● Challenge:
Pick out each line containing the string "inodes" and copy it.

[Data tied to figure images]
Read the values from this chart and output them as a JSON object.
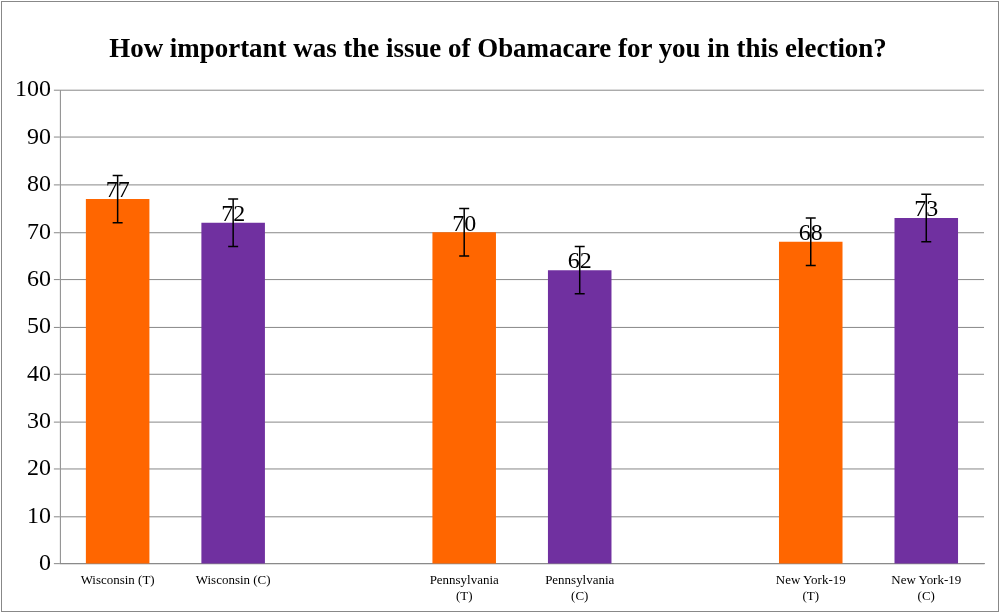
{
  "chart_data": {
    "type": "bar",
    "title": "How important was the issue of Obamacare for you in this election?",
    "categories": [
      "Wisconsin (T)",
      "Wisconsin (C)",
      null,
      "Pennsylvania (T)",
      "Pennsylvania (C)",
      null,
      "New York-19 (T)",
      "New York-19 (C)"
    ],
    "values": [
      77,
      72,
      null,
      70,
      62,
      null,
      68,
      73
    ],
    "colors": [
      "#ff6600",
      "#7030a0",
      null,
      "#ff6600",
      "#7030a0",
      null,
      "#ff6600",
      "#7030a0"
    ],
    "errors": [
      5,
      5,
      null,
      5,
      5,
      null,
      5,
      5
    ],
    "ylim": [
      0,
      100
    ],
    "yticks": [
      0,
      10,
      20,
      30,
      40,
      50,
      60,
      70,
      80,
      90,
      100
    ],
    "grid": "y",
    "data_labels": true,
    "legend": false
  }
}
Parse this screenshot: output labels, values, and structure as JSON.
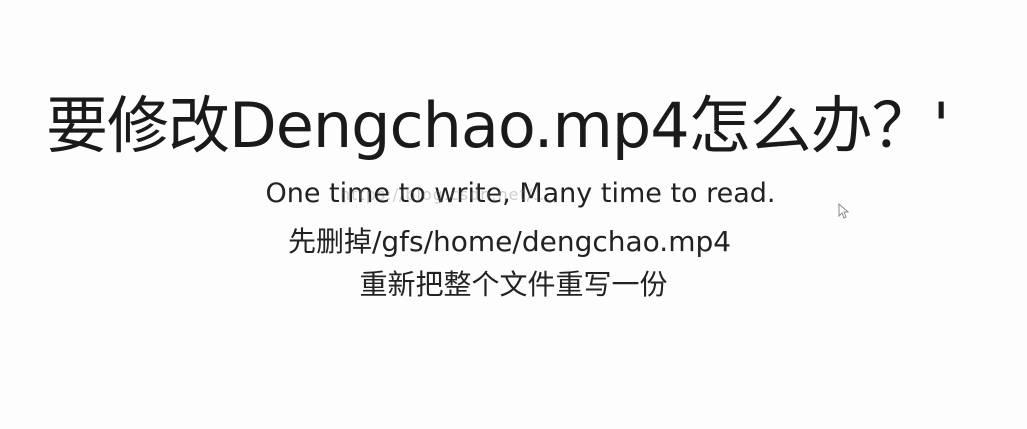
{
  "slide": {
    "title": "要修改Dengchao.mp4怎么办？'",
    "line1": "One time to write, Many time to read.",
    "line2": "先删掉/gfs/home/dengchao.mp4",
    "line3": "重新把整个文件重写一份",
    "watermark": "https://blog.csdn.net/..."
  },
  "cursor": {
    "icon": "mouse-pointer-icon"
  }
}
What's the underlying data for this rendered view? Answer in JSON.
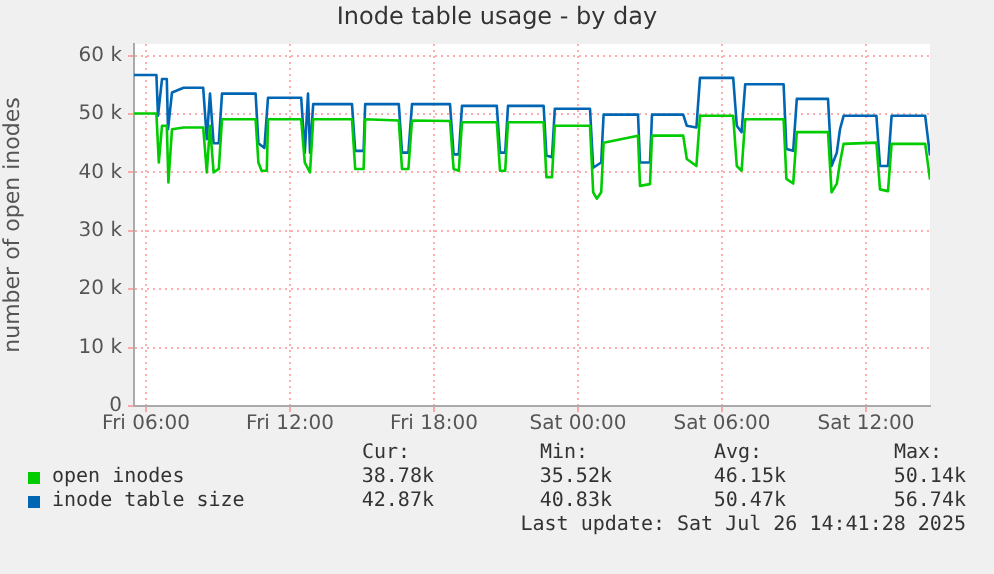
{
  "chart_data": {
    "type": "line",
    "title": "Inode table usage - by day",
    "ylabel": "number of open inodes",
    "xlim": [
      "2025-07-25T05:30",
      "2025-07-26T14:40"
    ],
    "xticks": [
      {
        "value": "2025-07-25T06:00",
        "label": "Fri 06:00"
      },
      {
        "value": "2025-07-25T12:00",
        "label": "Fri 12:00"
      },
      {
        "value": "2025-07-25T18:00",
        "label": "Fri 18:00"
      },
      {
        "value": "2025-07-26T00:00",
        "label": "Sat 00:00"
      },
      {
        "value": "2025-07-26T06:00",
        "label": "Sat 06:00"
      },
      {
        "value": "2025-07-26T12:00",
        "label": "Sat 12:00"
      }
    ],
    "ylim": [
      0,
      62
    ],
    "yticks": [
      {
        "value": 0,
        "label": "0"
      },
      {
        "value": 10,
        "label": "10 k"
      },
      {
        "value": 20,
        "label": "20 k"
      },
      {
        "value": 30,
        "label": "30 k"
      },
      {
        "value": 40,
        "label": "40 k"
      },
      {
        "value": 50,
        "label": "50 k"
      },
      {
        "value": 60,
        "label": "60 k"
      }
    ],
    "grid": true,
    "legend": "bottom left",
    "marker": "none",
    "line_style": "solid",
    "series": [
      {
        "name": "open inodes",
        "color": "#00cc00",
        "x": [
          "2025-07-25T05:30",
          "2025-07-25T06:26",
          "2025-07-25T06:32",
          "2025-07-25T06:40",
          "2025-07-25T06:52",
          "2025-07-25T06:56",
          "2025-07-25T07:05",
          "2025-07-25T07:34",
          "2025-07-25T08:23",
          "2025-07-25T08:32",
          "2025-07-25T08:40",
          "2025-07-25T08:49",
          "2025-07-25T09:02",
          "2025-07-25T09:10",
          "2025-07-25T10:34",
          "2025-07-25T10:41",
          "2025-07-25T10:49",
          "2025-07-25T11:02",
          "2025-07-25T11:05",
          "2025-07-25T12:28",
          "2025-07-25T12:37",
          "2025-07-25T12:50",
          "2025-07-25T12:58",
          "2025-07-25T14:35",
          "2025-07-25T14:43",
          "2025-07-25T15:04",
          "2025-07-25T15:08",
          "2025-07-25T16:32",
          "2025-07-25T16:40",
          "2025-07-25T16:56",
          "2025-07-25T17:05",
          "2025-07-25T18:40",
          "2025-07-25T18:49",
          "2025-07-25T19:02",
          "2025-07-25T19:10",
          "2025-07-25T20:37",
          "2025-07-25T20:45",
          "2025-07-25T20:58",
          "2025-07-25T21:05",
          "2025-07-25T22:34",
          "2025-07-25T22:41",
          "2025-07-25T22:55",
          "2025-07-25T23:02",
          "2025-07-26T00:30",
          "2025-07-26T00:38",
          "2025-07-26T00:47",
          "2025-07-26T00:58",
          "2025-07-26T01:04",
          "2025-07-26T02:30",
          "2025-07-26T02:35",
          "2025-07-26T03:00",
          "2025-07-26T03:05",
          "2025-07-26T04:23",
          "2025-07-26T04:32",
          "2025-07-26T04:56",
          "2025-07-26T05:05",
          "2025-07-26T06:28",
          "2025-07-26T06:37",
          "2025-07-26T06:49",
          "2025-07-26T06:58",
          "2025-07-26T08:34",
          "2025-07-26T08:41",
          "2025-07-26T08:58",
          "2025-07-26T09:07",
          "2025-07-26T10:25",
          "2025-07-26T10:34",
          "2025-07-26T10:47",
          "2025-07-26T10:55",
          "2025-07-26T11:04",
          "2025-07-26T12:26",
          "2025-07-26T12:35",
          "2025-07-26T12:55",
          "2025-07-26T13:04",
          "2025-07-26T14:28",
          "2025-07-26T14:40"
        ],
        "values": [
          50.1,
          50.1,
          41.7,
          48,
          48,
          38.3,
          47.4,
          47.7,
          47.7,
          40,
          48,
          40,
          40.6,
          49.1,
          49.1,
          41.7,
          40.3,
          40.3,
          49.1,
          49.1,
          41.7,
          40,
          49.1,
          49.1,
          40.6,
          40.6,
          49.1,
          48.9,
          40.6,
          40.6,
          48.9,
          48.8,
          40.6,
          40.3,
          48.6,
          48.6,
          40.3,
          40.3,
          48.6,
          48.6,
          39.2,
          39.2,
          48,
          48,
          36.6,
          35.5,
          36.6,
          45.1,
          46.3,
          37.7,
          38,
          46.3,
          46.3,
          42.3,
          41.1,
          49.7,
          49.7,
          41.1,
          40.3,
          49.1,
          49.1,
          38.9,
          38.1,
          46.9,
          46.9,
          36.6,
          38.1,
          41.7,
          44.9,
          45.1,
          37.1,
          36.8,
          44.9,
          44.9,
          38.8
        ]
      },
      {
        "name": "inode table size",
        "color": "#0066b3",
        "x": [
          "2025-07-25T05:30",
          "2025-07-25T06:26",
          "2025-07-25T06:30",
          "2025-07-25T06:40",
          "2025-07-25T06:52",
          "2025-07-25T06:55",
          "2025-07-25T07:05",
          "2025-07-25T07:34",
          "2025-07-25T08:23",
          "2025-07-25T08:32",
          "2025-07-25T08:40",
          "2025-07-25T08:49",
          "2025-07-25T09:02",
          "2025-07-25T09:10",
          "2025-07-25T10:34",
          "2025-07-25T10:41",
          "2025-07-25T10:56",
          "2025-07-25T11:05",
          "2025-07-25T12:28",
          "2025-07-25T12:37",
          "2025-07-25T12:45",
          "2025-07-25T12:50",
          "2025-07-25T12:58",
          "2025-07-25T14:35",
          "2025-07-25T14:43",
          "2025-07-25T15:04",
          "2025-07-25T15:08",
          "2025-07-25T16:32",
          "2025-07-25T16:40",
          "2025-07-25T16:56",
          "2025-07-25T17:05",
          "2025-07-25T18:40",
          "2025-07-25T18:49",
          "2025-07-25T19:02",
          "2025-07-25T19:10",
          "2025-07-25T20:37",
          "2025-07-25T20:45",
          "2025-07-25T20:58",
          "2025-07-25T21:05",
          "2025-07-25T22:34",
          "2025-07-25T22:41",
          "2025-07-25T22:55",
          "2025-07-25T23:02",
          "2025-07-26T00:30",
          "2025-07-26T00:38",
          "2025-07-26T00:58",
          "2025-07-26T01:04",
          "2025-07-26T02:30",
          "2025-07-26T02:35",
          "2025-07-26T03:00",
          "2025-07-26T03:05",
          "2025-07-26T04:23",
          "2025-07-26T04:32",
          "2025-07-26T04:56",
          "2025-07-26T05:05",
          "2025-07-26T06:28",
          "2025-07-26T06:37",
          "2025-07-26T06:49",
          "2025-07-26T06:58",
          "2025-07-26T08:34",
          "2025-07-26T08:41",
          "2025-07-26T08:58",
          "2025-07-26T09:07",
          "2025-07-26T10:25",
          "2025-07-26T10:34",
          "2025-07-26T10:47",
          "2025-07-26T10:55",
          "2025-07-26T11:04",
          "2025-07-26T12:26",
          "2025-07-26T12:35",
          "2025-07-26T12:55",
          "2025-07-26T13:04",
          "2025-07-26T14:28",
          "2025-07-26T14:40"
        ],
        "values": [
          56.7,
          56.7,
          49.7,
          56,
          56,
          47.4,
          53.7,
          54.5,
          54.5,
          45.7,
          53.5,
          45,
          45,
          53.5,
          53.5,
          45,
          44.2,
          52.8,
          52.8,
          43.4,
          53.5,
          43.4,
          51.7,
          51.7,
          43.7,
          43.7,
          51.7,
          51.7,
          43.4,
          43.4,
          51.7,
          51.7,
          43.1,
          43.1,
          51.4,
          51.4,
          43.4,
          43.4,
          51.4,
          51.4,
          42.9,
          42.6,
          50.9,
          50.9,
          40.8,
          41.7,
          49.9,
          49.9,
          41.7,
          41.7,
          49.9,
          49.9,
          48,
          47.7,
          56.2,
          56.2,
          48,
          46.9,
          55.1,
          55.1,
          44,
          43.7,
          52.6,
          52.6,
          41.1,
          43.4,
          47.4,
          49.7,
          49.7,
          41.1,
          41.1,
          49.7,
          49.7,
          42.9
        ]
      }
    ],
    "annotations": [
      "Cur:",
      "Min:",
      "Avg:",
      "Max:",
      "38.78k",
      "35.52k",
      "46.15k",
      "50.14k",
      "42.87k",
      "40.83k",
      "50.47k",
      "56.74k",
      "Last update: Sat Jul 26 14:41:28 2025"
    ]
  }
}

● Solution:
    "ylabel": "number of open inodes",
        "name": "open inodes",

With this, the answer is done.